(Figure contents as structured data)
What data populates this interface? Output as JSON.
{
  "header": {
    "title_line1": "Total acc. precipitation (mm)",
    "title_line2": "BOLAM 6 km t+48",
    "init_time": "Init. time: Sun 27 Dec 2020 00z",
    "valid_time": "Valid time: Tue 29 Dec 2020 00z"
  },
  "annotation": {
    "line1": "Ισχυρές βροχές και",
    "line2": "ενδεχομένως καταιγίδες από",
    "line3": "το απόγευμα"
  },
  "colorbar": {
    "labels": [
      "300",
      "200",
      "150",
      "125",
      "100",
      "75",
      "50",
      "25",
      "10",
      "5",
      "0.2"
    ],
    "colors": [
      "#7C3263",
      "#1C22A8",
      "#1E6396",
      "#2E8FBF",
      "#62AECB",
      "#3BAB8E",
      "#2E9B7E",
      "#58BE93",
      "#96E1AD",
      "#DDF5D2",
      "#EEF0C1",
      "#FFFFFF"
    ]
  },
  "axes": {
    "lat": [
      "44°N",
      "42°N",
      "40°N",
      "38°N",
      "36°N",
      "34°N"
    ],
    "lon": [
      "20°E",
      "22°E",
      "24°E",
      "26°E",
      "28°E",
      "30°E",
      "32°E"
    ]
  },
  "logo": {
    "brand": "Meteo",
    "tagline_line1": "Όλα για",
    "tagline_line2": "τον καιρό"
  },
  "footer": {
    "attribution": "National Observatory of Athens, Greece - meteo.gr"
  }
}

• Written request:
Restate the listing above word for word.

• Problem solution:
What data populates this interface? Output as JSON.
{
  "header": {
    "title_line1": "Total acc. precipitation (mm)",
    "title_line2": "BOLAM 6 km t+48",
    "init_time": "Init. time: Sun 27 Dec 2020 00z",
    "valid_time": "Valid time: Tue 29 Dec 2020 00z"
  },
  "annotation": {
    "line1": "Ισχυρές βροχές και",
    "line2": "ενδεχομένως καταιγίδες από",
    "line3": "το απόγευμα"
  },
  "colorbar": {
    "labels": [
      "300",
      "200",
      "150",
      "125",
      "100",
      "75",
      "50",
      "25",
      "10",
      "5",
      "0.2"
    ],
    "colors": [
      "#7C3263",
      "#1C22A8",
      "#1E6396",
      "#2E8FBF",
      "#62AECB",
      "#3BAB8E",
      "#2E9B7E",
      "#58BE93",
      "#96E1AD",
      "#DDF5D2",
      "#EEF0C1",
      "#FFFFFF"
    ]
  },
  "axes": {
    "lat": [
      "44°N",
      "42°N",
      "40°N",
      "38°N",
      "36°N",
      "34°N"
    ],
    "lon": [
      "20°E",
      "22°E",
      "24°E",
      "26°E",
      "28°E",
      "30°E",
      "32°E"
    ]
  },
  "logo": {
    "brand": "Meteo",
    "tagline_line1": "Όλα για",
    "tagline_line2": "τον καιρό"
  },
  "footer": {
    "attribution": "National Observatory of Athens, Greece - meteo.gr"
  }
}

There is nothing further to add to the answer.